» **WORK REQUIRED**
Go through the data below line by line and count those containing the word "color". Reply with the count only.

» **PROVIDED DATA**
------------

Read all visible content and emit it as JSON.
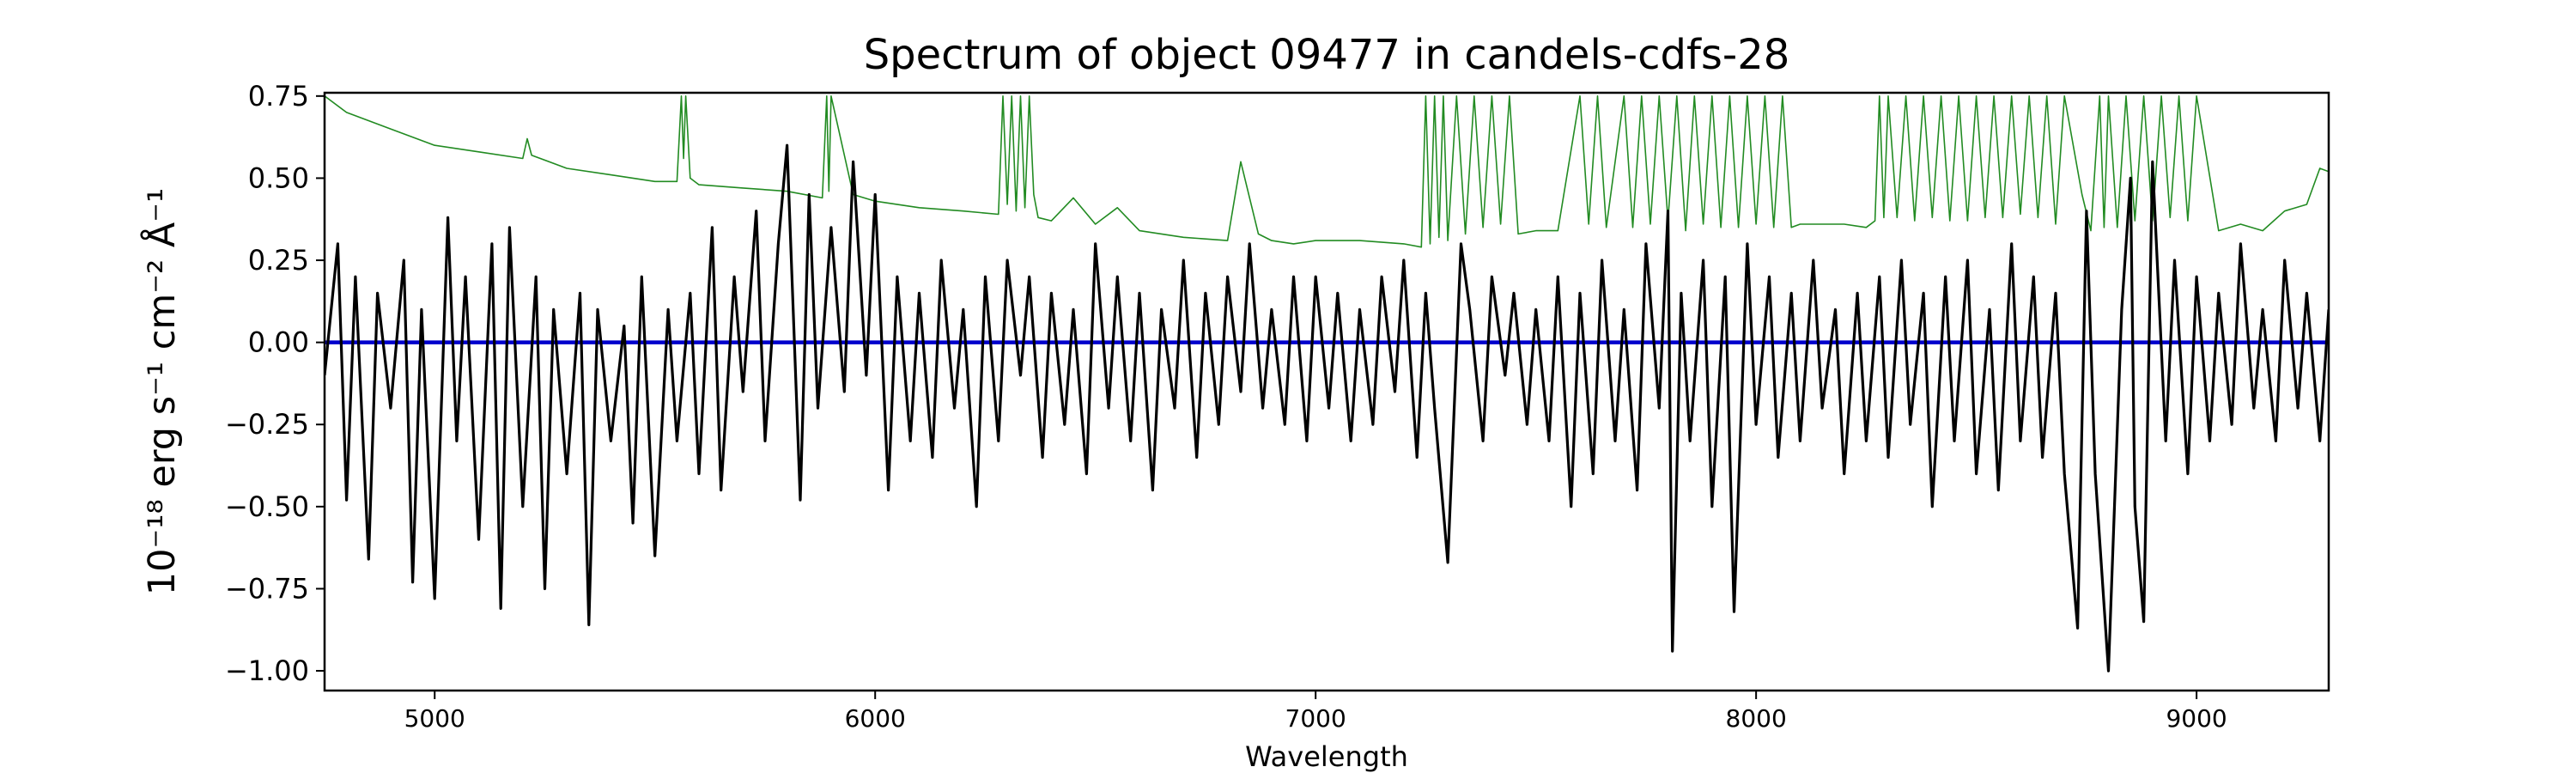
{
  "chart_data": {
    "type": "line",
    "title": "Spectrum of object 09477 in candels-cdfs-28",
    "xlabel": "Wavelength",
    "ylabel": "10⁻¹⁸ erg s⁻¹ cm⁻² Å⁻¹",
    "xlim": [
      4750,
      9300
    ],
    "ylim": [
      -1.06,
      0.76
    ],
    "xticks": [
      5000,
      6000,
      7000,
      8000,
      9000
    ],
    "xtick_labels": [
      "5000",
      "6000",
      "7000",
      "8000",
      "9000"
    ],
    "yticks": [
      0.75,
      0.5,
      0.25,
      0.0,
      -0.25,
      -0.5,
      -0.75,
      -1.0
    ],
    "ytick_labels": [
      "0.75",
      "0.50",
      "0.25",
      "0.00",
      "−0.25",
      "−0.50",
      "−0.75",
      "−1.00"
    ],
    "grid": false,
    "legend": "none",
    "series": [
      {
        "role": "noise",
        "color": "#228b22",
        "x": [
          4750,
          4800,
          4900,
          5000,
          5100,
          5200,
          5210,
          5220,
          5300,
          5400,
          5500,
          5550,
          5560,
          5565,
          5570,
          5580,
          5600,
          5700,
          5800,
          5880,
          5890,
          5895,
          5900,
          5950,
          6000,
          6100,
          6200,
          6280,
          6290,
          6300,
          6310,
          6320,
          6330,
          6340,
          6350,
          6360,
          6370,
          6400,
          6450,
          6500,
          6550,
          6600,
          6700,
          6800,
          6830,
          6870,
          6900,
          6950,
          7000,
          7100,
          7200,
          7240,
          7250,
          7260,
          7270,
          7280,
          7290,
          7300,
          7320,
          7340,
          7360,
          7380,
          7400,
          7420,
          7440,
          7460,
          7500,
          7550,
          7600,
          7620,
          7640,
          7660,
          7700,
          7720,
          7740,
          7760,
          7780,
          7800,
          7820,
          7840,
          7860,
          7880,
          7900,
          7920,
          7940,
          7960,
          7980,
          8000,
          8020,
          8040,
          8060,
          8080,
          8100,
          8150,
          8200,
          8250,
          8270,
          8280,
          8290,
          8300,
          8320,
          8340,
          8360,
          8380,
          8400,
          8420,
          8440,
          8460,
          8480,
          8500,
          8520,
          8540,
          8560,
          8580,
          8600,
          8620,
          8640,
          8660,
          8680,
          8700,
          8740,
          8760,
          8780,
          8790,
          8800,
          8820,
          8840,
          8860,
          8880,
          8900,
          8920,
          8940,
          8960,
          8980,
          9000,
          9050,
          9100,
          9150,
          9200,
          9250,
          9280,
          9300
        ],
        "y": [
          0.75,
          0.7,
          0.65,
          0.6,
          0.58,
          0.56,
          0.62,
          0.57,
          0.53,
          0.51,
          0.49,
          0.49,
          0.75,
          0.56,
          0.75,
          0.5,
          0.48,
          0.47,
          0.46,
          0.44,
          0.75,
          0.46,
          0.75,
          0.45,
          0.43,
          0.41,
          0.4,
          0.39,
          0.75,
          0.42,
          0.75,
          0.4,
          0.75,
          0.41,
          0.75,
          0.45,
          0.38,
          0.37,
          0.44,
          0.36,
          0.41,
          0.34,
          0.32,
          0.31,
          0.55,
          0.33,
          0.31,
          0.3,
          0.31,
          0.31,
          0.3,
          0.29,
          0.75,
          0.3,
          0.75,
          0.32,
          0.75,
          0.31,
          0.75,
          0.33,
          0.75,
          0.35,
          0.75,
          0.36,
          0.75,
          0.33,
          0.34,
          0.34,
          0.75,
          0.36,
          0.75,
          0.35,
          0.75,
          0.35,
          0.75,
          0.36,
          0.75,
          0.37,
          0.75,
          0.34,
          0.75,
          0.36,
          0.75,
          0.35,
          0.75,
          0.35,
          0.75,
          0.36,
          0.75,
          0.35,
          0.75,
          0.35,
          0.36,
          0.36,
          0.36,
          0.35,
          0.37,
          0.75,
          0.38,
          0.75,
          0.38,
          0.75,
          0.37,
          0.75,
          0.38,
          0.75,
          0.37,
          0.75,
          0.37,
          0.75,
          0.38,
          0.75,
          0.38,
          0.75,
          0.39,
          0.75,
          0.38,
          0.75,
          0.36,
          0.75,
          0.45,
          0.34,
          0.75,
          0.35,
          0.75,
          0.35,
          0.75,
          0.37,
          0.75,
          0.37,
          0.75,
          0.38,
          0.75,
          0.37,
          0.75,
          0.34,
          0.36,
          0.34,
          0.4,
          0.42,
          0.53,
          0.52
        ]
      },
      {
        "role": "model",
        "color": "#0000cc",
        "x": [
          4750,
          9300
        ],
        "y": [
          0.0,
          0.0
        ]
      },
      {
        "role": "flux",
        "color": "#000000",
        "x": [
          4750,
          4780,
          4800,
          4820,
          4850,
          4870,
          4900,
          4930,
          4950,
          4970,
          5000,
          5030,
          5050,
          5070,
          5100,
          5130,
          5150,
          5170,
          5200,
          5230,
          5250,
          5270,
          5300,
          5330,
          5350,
          5370,
          5400,
          5430,
          5450,
          5470,
          5500,
          5530,
          5550,
          5580,
          5600,
          5630,
          5650,
          5680,
          5700,
          5730,
          5750,
          5780,
          5800,
          5830,
          5850,
          5870,
          5900,
          5930,
          5950,
          5980,
          6000,
          6030,
          6050,
          6080,
          6100,
          6130,
          6150,
          6180,
          6200,
          6230,
          6250,
          6280,
          6300,
          6330,
          6350,
          6380,
          6400,
          6430,
          6450,
          6480,
          6500,
          6530,
          6550,
          6580,
          6600,
          6630,
          6650,
          6680,
          6700,
          6730,
          6750,
          6780,
          6800,
          6830,
          6850,
          6880,
          6900,
          6930,
          6950,
          6980,
          7000,
          7030,
          7050,
          7080,
          7100,
          7130,
          7150,
          7180,
          7200,
          7230,
          7250,
          7270,
          7300,
          7330,
          7350,
          7380,
          7400,
          7430,
          7450,
          7480,
          7500,
          7530,
          7550,
          7580,
          7600,
          7630,
          7650,
          7680,
          7700,
          7730,
          7750,
          7780,
          7800,
          7810,
          7830,
          7850,
          7880,
          7900,
          7930,
          7950,
          7980,
          8000,
          8030,
          8050,
          8080,
          8100,
          8130,
          8150,
          8180,
          8200,
          8230,
          8250,
          8280,
          8300,
          8330,
          8350,
          8380,
          8400,
          8430,
          8450,
          8480,
          8500,
          8530,
          8550,
          8580,
          8600,
          8630,
          8650,
          8680,
          8700,
          8730,
          8750,
          8770,
          8800,
          8830,
          8850,
          8860,
          8880,
          8900,
          8930,
          8950,
          8980,
          9000,
          9030,
          9050,
          9080,
          9100,
          9130,
          9150,
          9180,
          9200,
          9230,
          9250,
          9280,
          9300
        ],
        "y": [
          -0.1,
          0.3,
          -0.48,
          0.2,
          -0.66,
          0.15,
          -0.2,
          0.25,
          -0.73,
          0.1,
          -0.78,
          0.38,
          -0.3,
          0.2,
          -0.6,
          0.3,
          -0.81,
          0.35,
          -0.5,
          0.2,
          -0.75,
          0.1,
          -0.4,
          0.15,
          -0.86,
          0.1,
          -0.3,
          0.05,
          -0.55,
          0.2,
          -0.65,
          0.1,
          -0.3,
          0.15,
          -0.4,
          0.35,
          -0.45,
          0.2,
          -0.15,
          0.4,
          -0.3,
          0.3,
          0.6,
          -0.48,
          0.45,
          -0.2,
          0.35,
          -0.15,
          0.55,
          -0.1,
          0.45,
          -0.45,
          0.2,
          -0.3,
          0.15,
          -0.35,
          0.25,
          -0.2,
          0.1,
          -0.5,
          0.2,
          -0.3,
          0.25,
          -0.1,
          0.2,
          -0.35,
          0.15,
          -0.25,
          0.1,
          -0.4,
          0.3,
          -0.2,
          0.2,
          -0.3,
          0.15,
          -0.45,
          0.1,
          -0.2,
          0.25,
          -0.35,
          0.15,
          -0.25,
          0.2,
          -0.15,
          0.3,
          -0.2,
          0.1,
          -0.25,
          0.2,
          -0.3,
          0.2,
          -0.2,
          0.15,
          -0.3,
          0.1,
          -0.25,
          0.2,
          -0.15,
          0.25,
          -0.35,
          0.15,
          -0.2,
          -0.67,
          0.3,
          0.1,
          -0.3,
          0.2,
          -0.1,
          0.15,
          -0.25,
          0.1,
          -0.3,
          0.2,
          -0.5,
          0.15,
          -0.4,
          0.25,
          -0.3,
          0.1,
          -0.45,
          0.3,
          -0.2,
          0.4,
          -0.94,
          0.15,
          -0.3,
          0.25,
          -0.5,
          0.2,
          -0.82,
          0.3,
          -0.25,
          0.2,
          -0.35,
          0.15,
          -0.3,
          0.25,
          -0.2,
          0.1,
          -0.4,
          0.15,
          -0.3,
          0.2,
          -0.35,
          0.25,
          -0.25,
          0.15,
          -0.5,
          0.2,
          -0.3,
          0.25,
          -0.4,
          0.1,
          -0.45,
          0.3,
          -0.3,
          0.2,
          -0.35,
          0.15,
          -0.4,
          -0.87,
          0.4,
          -0.4,
          -1.0,
          0.1,
          0.5,
          -0.5,
          -0.85,
          0.55,
          -0.3,
          0.25,
          -0.4,
          0.2,
          -0.3,
          0.15,
          -0.25,
          0.3,
          -0.2,
          0.1,
          -0.3,
          0.25,
          -0.2,
          0.15,
          -0.3,
          0.1
        ]
      }
    ]
  }
}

------------

» **EXERCISE RESPONSE**
3